### EXERCISE AIM
Copy the entries below exactly. Images do not belong in the copy.

------ SUPPLIED MATERIAL

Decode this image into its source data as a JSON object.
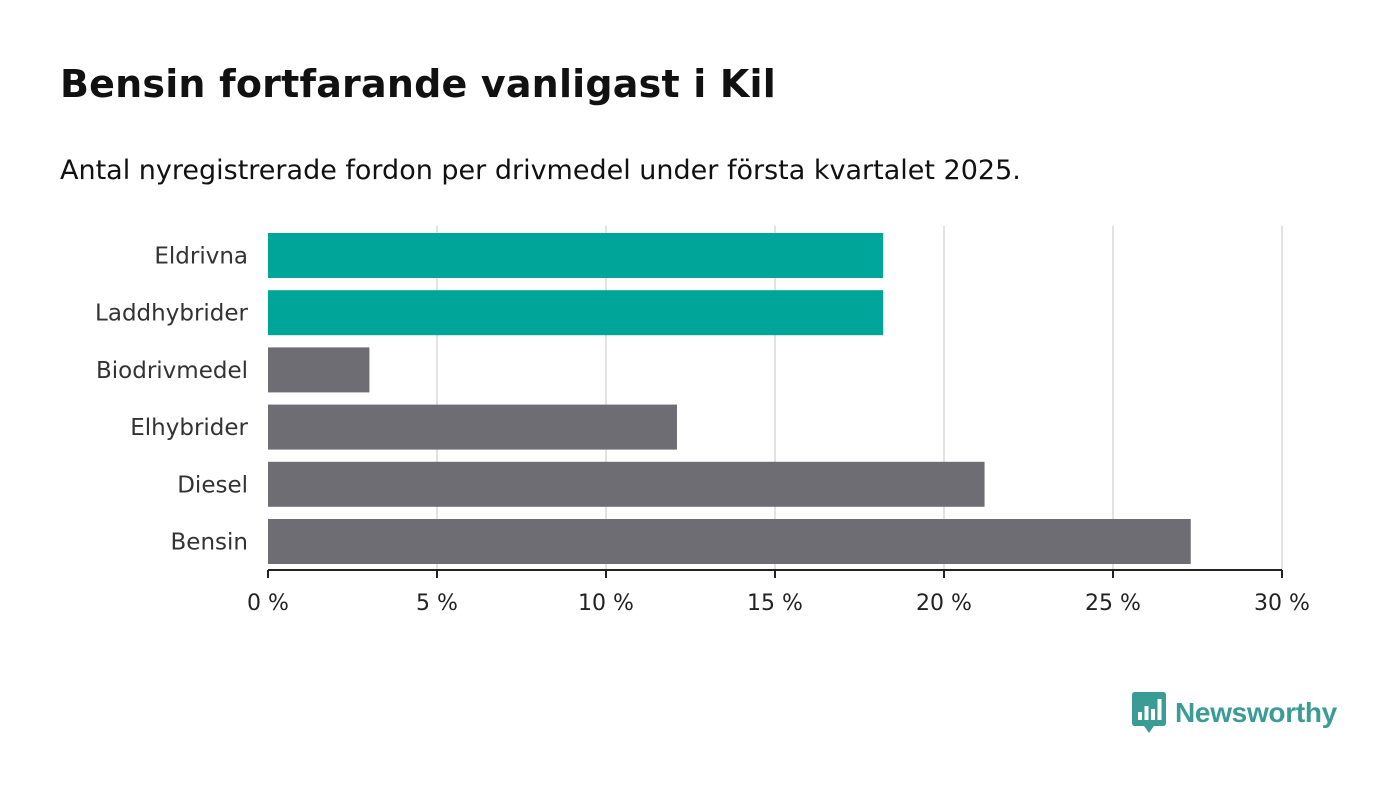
{
  "title": "Bensin fortfarande vanligast i Kil",
  "subtitle": "Antal nyregistrerade fordon per drivmedel under första kvartalet 2025.",
  "logo": {
    "text": "Newsworthy",
    "icon": "newsworthy-logo-icon",
    "color": "#3a9c95"
  },
  "colors": {
    "highlight": "#00a59a",
    "default": "#6e6d74",
    "grid": "#d9d9d9",
    "axis": "#222222"
  },
  "chart_data": {
    "type": "bar",
    "orientation": "horizontal",
    "categories": [
      "Eldrivna",
      "Laddhybrider",
      "Biodrivmedel",
      "Elhybrider",
      "Diesel",
      "Bensin"
    ],
    "values": [
      18.2,
      18.2,
      3.0,
      12.1,
      21.2,
      27.3
    ],
    "highlighted": [
      true,
      true,
      false,
      false,
      false,
      false
    ],
    "xlim": [
      0,
      30
    ],
    "xticks": [
      0,
      5,
      10,
      15,
      20,
      25,
      30
    ],
    "xtick_labels": [
      "0 %",
      "5 %",
      "10 %",
      "15 %",
      "20 %",
      "25 %",
      "30 %"
    ],
    "title": "Bensin fortfarande vanligast i Kil",
    "subtitle": "Antal nyregistrerade fordon per drivmedel under första kvartalet 2025.",
    "xlabel": "",
    "ylabel": "",
    "grid": true
  }
}
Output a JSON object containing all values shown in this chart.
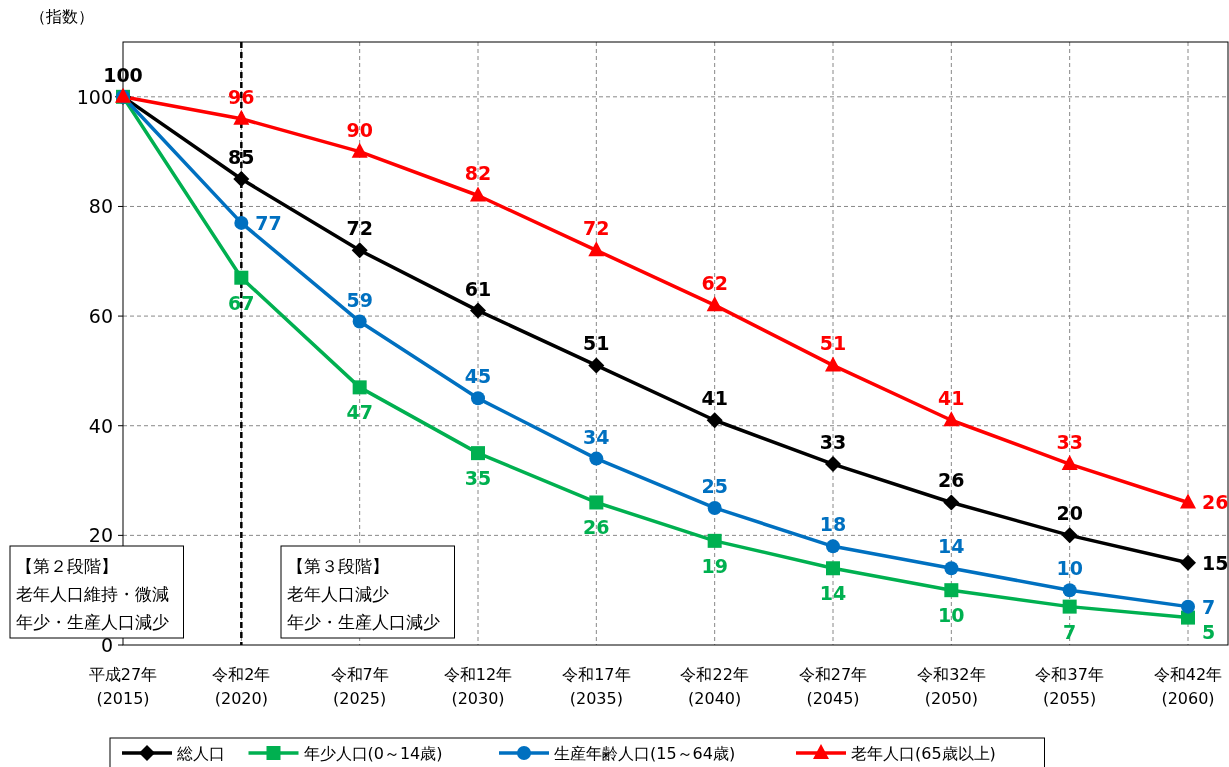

------------

### EXERCISE RESULT
Decode this image into its source data as a JSON object.
{
  "title": "Bensin fortfarande vanligast i Kil",
  "subtitle": "Antal nyregistrerade fordon per drivmedel under första kvartalet 2025.",
  "logo": {
    "text": "Newsworthy",
    "icon": "newsworthy-logo-icon",
    "color": "#3a9c95"
  },
  "colors": {
    "highlight": "#00a59a",
    "default": "#6e6d74",
    "grid": "#d9d9d9",
    "axis": "#222222"
  },
  "chart_data": {
    "type": "bar",
    "orientation": "horizontal",
    "categories": [
      "Eldrivna",
      "Laddhybrider",
      "Biodrivmedel",
      "Elhybrider",
      "Diesel",
      "Bensin"
    ],
    "values": [
      18.2,
      18.2,
      3.0,
      12.1,
      21.2,
      27.3
    ],
    "highlighted": [
      true,
      true,
      false,
      false,
      false,
      false
    ],
    "xlim": [
      0,
      30
    ],
    "xticks": [
      0,
      5,
      10,
      15,
      20,
      25,
      30
    ],
    "xtick_labels": [
      "0 %",
      "5 %",
      "10 %",
      "15 %",
      "20 %",
      "25 %",
      "30 %"
    ],
    "title": "Bensin fortfarande vanligast i Kil",
    "subtitle": "Antal nyregistrerade fordon per drivmedel under första kvartalet 2025.",
    "xlabel": "",
    "ylabel": "",
    "grid": true
  }
}
Output a JSON object containing all values shown in this chart.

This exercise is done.